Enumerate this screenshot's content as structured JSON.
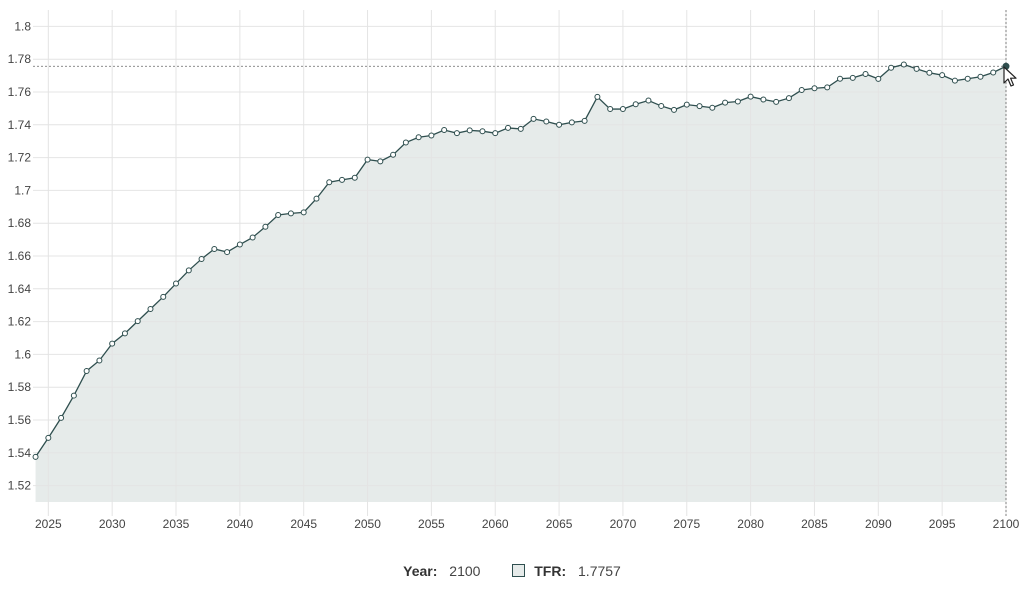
{
  "chart_data": {
    "type": "area",
    "x": [
      2024,
      2025,
      2026,
      2027,
      2028,
      2029,
      2030,
      2031,
      2032,
      2033,
      2034,
      2035,
      2036,
      2037,
      2038,
      2039,
      2040,
      2041,
      2042,
      2043,
      2044,
      2045,
      2046,
      2047,
      2048,
      2049,
      2050,
      2051,
      2052,
      2053,
      2054,
      2055,
      2056,
      2057,
      2058,
      2059,
      2060,
      2061,
      2062,
      2063,
      2064,
      2065,
      2066,
      2067,
      2068,
      2069,
      2070,
      2071,
      2072,
      2073,
      2074,
      2075,
      2076,
      2077,
      2078,
      2079,
      2080,
      2081,
      2082,
      2083,
      2084,
      2085,
      2086,
      2087,
      2088,
      2089,
      2090,
      2091,
      2092,
      2093,
      2094,
      2095,
      2096,
      2097,
      2098,
      2099,
      2100
    ],
    "series": [
      {
        "values": [
          1.5375,
          1.5491,
          1.5613,
          1.5749,
          1.5899,
          1.5963,
          1.6066,
          1.6128,
          1.6203,
          1.6277,
          1.6351,
          1.6432,
          1.6512,
          1.6582,
          1.6643,
          1.6624,
          1.667,
          1.6713,
          1.6778,
          1.685,
          1.686,
          1.6866,
          1.695,
          1.705,
          1.7064,
          1.7077,
          1.7188,
          1.7177,
          1.7217,
          1.7292,
          1.7324,
          1.7335,
          1.7368,
          1.7349,
          1.7366,
          1.7361,
          1.7349,
          1.7381,
          1.7375,
          1.7436,
          1.742,
          1.74,
          1.7415,
          1.7424,
          1.757,
          1.7496,
          1.7496,
          1.7525,
          1.7548,
          1.7515,
          1.7491,
          1.7523,
          1.7514,
          1.7504,
          1.7535,
          1.7542,
          1.7572,
          1.7554,
          1.754,
          1.7563,
          1.7612,
          1.7623,
          1.7628,
          1.7681,
          1.7686,
          1.771,
          1.768,
          1.7748,
          1.7768,
          1.7741,
          1.7717,
          1.7703,
          1.7669,
          1.7681,
          1.7693,
          1.7719,
          1.7757
        ],
        "color": "#2f4f4f",
        "fill": "#e6ebea"
      }
    ],
    "x_ticks": [
      "2025",
      "2030",
      "2035",
      "2040",
      "2045",
      "2050",
      "2055",
      "2060",
      "2065",
      "2070",
      "2075",
      "2080",
      "2085",
      "2090",
      "2095",
      "2100"
    ],
    "y_ticks": [
      "1.52",
      "1.54",
      "1.56",
      "1.58",
      "1.6",
      "1.62",
      "1.64",
      "1.66",
      "1.68",
      "1.7",
      "1.72",
      "1.74",
      "1.76",
      "1.78",
      "1.8"
    ],
    "xlim": [
      2023.8,
      2100
    ],
    "ylim": [
      1.51,
      1.81
    ],
    "grid": true,
    "crosshair": {
      "x": 2100,
      "y": 1.7757
    }
  },
  "readout": {
    "year_label": "Year:",
    "year_value": "2100",
    "tfr_label": "TFR:",
    "tfr_value": "1.7757"
  },
  "icons": {
    "cursor": "pointer-cursor-icon",
    "series_swatch": "series-swatch-icon"
  }
}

+ + + +

[Short task] Gather and return every line that holds the string "series".

[Answer to the exercise]
    "series": [
    "series_swatch": "series-swatch-icon"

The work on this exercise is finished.